**SUPPLIED MATERIAL**
— BEGIN —
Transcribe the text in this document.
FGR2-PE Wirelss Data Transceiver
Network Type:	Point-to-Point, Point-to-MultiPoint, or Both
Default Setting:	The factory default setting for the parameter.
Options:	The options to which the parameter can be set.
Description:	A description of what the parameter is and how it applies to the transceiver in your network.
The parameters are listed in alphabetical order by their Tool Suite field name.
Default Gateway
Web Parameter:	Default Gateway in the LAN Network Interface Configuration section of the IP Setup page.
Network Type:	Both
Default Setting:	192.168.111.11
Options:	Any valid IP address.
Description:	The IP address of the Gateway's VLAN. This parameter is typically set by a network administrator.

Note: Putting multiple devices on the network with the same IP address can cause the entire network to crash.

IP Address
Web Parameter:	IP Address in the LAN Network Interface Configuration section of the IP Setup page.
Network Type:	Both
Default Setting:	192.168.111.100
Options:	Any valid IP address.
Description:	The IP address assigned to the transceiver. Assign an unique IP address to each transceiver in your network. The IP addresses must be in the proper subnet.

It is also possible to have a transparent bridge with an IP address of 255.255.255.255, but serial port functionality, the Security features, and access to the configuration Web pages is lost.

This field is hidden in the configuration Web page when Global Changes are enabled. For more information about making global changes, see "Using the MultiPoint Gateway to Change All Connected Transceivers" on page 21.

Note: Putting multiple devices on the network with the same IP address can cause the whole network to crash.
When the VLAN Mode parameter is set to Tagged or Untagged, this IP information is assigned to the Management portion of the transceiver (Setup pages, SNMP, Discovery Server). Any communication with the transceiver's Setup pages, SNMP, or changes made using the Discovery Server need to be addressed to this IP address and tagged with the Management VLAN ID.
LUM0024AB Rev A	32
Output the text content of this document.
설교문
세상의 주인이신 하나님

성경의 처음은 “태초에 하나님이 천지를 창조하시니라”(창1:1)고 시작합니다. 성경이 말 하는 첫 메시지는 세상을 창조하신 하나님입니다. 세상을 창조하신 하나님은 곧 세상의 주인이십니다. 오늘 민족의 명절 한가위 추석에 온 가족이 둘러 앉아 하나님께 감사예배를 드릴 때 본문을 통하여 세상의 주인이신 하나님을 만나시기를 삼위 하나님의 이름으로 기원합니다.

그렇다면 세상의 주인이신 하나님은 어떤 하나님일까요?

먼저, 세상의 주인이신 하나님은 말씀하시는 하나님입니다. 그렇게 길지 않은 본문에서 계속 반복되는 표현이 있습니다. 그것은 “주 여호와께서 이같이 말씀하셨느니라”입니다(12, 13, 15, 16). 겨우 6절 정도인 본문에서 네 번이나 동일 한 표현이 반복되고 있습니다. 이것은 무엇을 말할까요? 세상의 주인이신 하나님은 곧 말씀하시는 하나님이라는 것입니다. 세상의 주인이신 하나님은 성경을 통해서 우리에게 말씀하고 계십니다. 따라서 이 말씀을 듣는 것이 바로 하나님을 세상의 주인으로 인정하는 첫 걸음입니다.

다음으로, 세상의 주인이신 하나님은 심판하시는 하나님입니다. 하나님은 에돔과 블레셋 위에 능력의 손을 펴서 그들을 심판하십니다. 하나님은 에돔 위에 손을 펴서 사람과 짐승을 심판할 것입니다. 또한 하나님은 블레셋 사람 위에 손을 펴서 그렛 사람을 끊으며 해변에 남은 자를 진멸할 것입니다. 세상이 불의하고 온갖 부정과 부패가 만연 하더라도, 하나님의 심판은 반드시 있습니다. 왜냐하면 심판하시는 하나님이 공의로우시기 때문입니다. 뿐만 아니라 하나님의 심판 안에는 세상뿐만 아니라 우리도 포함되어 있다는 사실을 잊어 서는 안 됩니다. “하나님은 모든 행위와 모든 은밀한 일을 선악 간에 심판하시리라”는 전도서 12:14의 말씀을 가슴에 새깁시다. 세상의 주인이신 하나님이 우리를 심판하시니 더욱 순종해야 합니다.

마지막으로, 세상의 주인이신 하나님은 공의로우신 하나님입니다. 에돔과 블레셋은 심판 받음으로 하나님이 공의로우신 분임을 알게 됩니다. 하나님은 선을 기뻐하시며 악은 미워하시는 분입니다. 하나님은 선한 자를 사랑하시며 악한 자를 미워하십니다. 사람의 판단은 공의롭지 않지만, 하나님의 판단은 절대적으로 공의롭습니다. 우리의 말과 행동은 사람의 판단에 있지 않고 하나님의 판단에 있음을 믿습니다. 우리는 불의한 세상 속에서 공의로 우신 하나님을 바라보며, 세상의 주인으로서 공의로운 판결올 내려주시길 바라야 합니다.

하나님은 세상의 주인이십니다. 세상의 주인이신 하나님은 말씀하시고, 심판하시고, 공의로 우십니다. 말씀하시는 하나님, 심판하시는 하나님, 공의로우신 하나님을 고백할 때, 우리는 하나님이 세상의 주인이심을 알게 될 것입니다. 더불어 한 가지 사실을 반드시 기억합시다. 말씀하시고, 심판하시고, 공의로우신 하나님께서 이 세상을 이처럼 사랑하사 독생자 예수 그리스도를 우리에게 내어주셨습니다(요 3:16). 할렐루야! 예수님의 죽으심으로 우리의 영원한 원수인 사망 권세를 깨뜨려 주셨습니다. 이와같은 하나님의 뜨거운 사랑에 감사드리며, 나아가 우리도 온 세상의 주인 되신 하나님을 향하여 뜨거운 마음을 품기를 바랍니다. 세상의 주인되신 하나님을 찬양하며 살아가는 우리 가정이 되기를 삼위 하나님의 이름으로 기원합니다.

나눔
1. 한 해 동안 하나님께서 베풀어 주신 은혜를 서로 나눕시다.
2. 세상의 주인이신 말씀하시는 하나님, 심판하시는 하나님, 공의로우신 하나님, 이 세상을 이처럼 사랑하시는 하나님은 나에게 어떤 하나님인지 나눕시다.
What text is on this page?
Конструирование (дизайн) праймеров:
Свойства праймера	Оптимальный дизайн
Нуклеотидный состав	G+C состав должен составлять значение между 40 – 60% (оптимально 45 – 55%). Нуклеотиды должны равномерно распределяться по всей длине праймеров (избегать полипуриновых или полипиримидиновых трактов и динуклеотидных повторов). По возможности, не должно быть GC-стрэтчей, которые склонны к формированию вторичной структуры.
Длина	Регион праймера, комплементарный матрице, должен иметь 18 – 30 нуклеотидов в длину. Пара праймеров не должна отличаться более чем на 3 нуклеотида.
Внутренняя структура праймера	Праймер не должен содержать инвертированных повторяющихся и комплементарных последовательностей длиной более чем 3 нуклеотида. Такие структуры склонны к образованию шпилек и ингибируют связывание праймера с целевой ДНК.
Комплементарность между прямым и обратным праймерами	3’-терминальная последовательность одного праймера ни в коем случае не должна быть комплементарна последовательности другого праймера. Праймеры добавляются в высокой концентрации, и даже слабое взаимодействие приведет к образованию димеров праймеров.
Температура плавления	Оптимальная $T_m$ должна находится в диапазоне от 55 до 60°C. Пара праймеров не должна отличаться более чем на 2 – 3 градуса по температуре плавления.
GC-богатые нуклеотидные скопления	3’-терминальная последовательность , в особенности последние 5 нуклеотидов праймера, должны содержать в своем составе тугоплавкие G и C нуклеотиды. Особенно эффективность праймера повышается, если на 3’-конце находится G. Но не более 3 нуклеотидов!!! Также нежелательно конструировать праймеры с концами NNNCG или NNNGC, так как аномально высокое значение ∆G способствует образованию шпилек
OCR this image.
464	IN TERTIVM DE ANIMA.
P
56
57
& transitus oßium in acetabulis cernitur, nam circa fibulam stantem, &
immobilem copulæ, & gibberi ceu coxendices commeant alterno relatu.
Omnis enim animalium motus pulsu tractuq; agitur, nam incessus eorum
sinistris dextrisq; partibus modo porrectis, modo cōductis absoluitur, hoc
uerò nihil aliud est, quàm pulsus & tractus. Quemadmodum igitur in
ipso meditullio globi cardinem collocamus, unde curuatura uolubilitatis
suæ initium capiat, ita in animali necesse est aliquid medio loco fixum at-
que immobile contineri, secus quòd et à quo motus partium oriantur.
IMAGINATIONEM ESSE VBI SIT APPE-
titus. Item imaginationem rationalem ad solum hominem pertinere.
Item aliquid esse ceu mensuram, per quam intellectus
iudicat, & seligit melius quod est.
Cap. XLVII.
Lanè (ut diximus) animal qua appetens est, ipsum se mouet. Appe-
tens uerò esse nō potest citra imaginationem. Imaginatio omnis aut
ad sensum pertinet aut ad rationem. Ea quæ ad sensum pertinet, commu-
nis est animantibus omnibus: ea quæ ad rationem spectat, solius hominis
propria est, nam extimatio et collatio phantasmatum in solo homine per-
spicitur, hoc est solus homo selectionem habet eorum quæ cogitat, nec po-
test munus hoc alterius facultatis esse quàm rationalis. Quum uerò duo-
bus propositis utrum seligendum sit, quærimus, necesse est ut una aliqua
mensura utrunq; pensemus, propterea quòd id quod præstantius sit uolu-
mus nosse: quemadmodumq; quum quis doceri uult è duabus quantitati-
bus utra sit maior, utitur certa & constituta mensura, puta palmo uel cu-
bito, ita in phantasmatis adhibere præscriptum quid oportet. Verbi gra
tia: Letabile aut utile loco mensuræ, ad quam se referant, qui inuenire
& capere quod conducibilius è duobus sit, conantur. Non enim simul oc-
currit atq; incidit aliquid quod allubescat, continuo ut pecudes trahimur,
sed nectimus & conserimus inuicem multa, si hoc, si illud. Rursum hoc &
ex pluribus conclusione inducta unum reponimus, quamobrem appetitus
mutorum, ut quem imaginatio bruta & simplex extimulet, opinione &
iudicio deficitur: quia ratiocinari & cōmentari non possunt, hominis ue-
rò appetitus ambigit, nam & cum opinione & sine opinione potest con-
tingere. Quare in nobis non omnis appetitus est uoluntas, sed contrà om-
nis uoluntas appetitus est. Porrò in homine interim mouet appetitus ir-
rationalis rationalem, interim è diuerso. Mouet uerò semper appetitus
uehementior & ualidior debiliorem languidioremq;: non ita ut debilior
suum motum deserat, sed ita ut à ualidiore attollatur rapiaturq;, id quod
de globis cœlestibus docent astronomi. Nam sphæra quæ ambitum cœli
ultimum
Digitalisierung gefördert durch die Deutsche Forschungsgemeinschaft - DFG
— END —
**SET EXERCISE**
Among the entries, how many lines contain the string "VLAN"? Give the number without anything else.

**REPLY TO THE EXERCISE**
2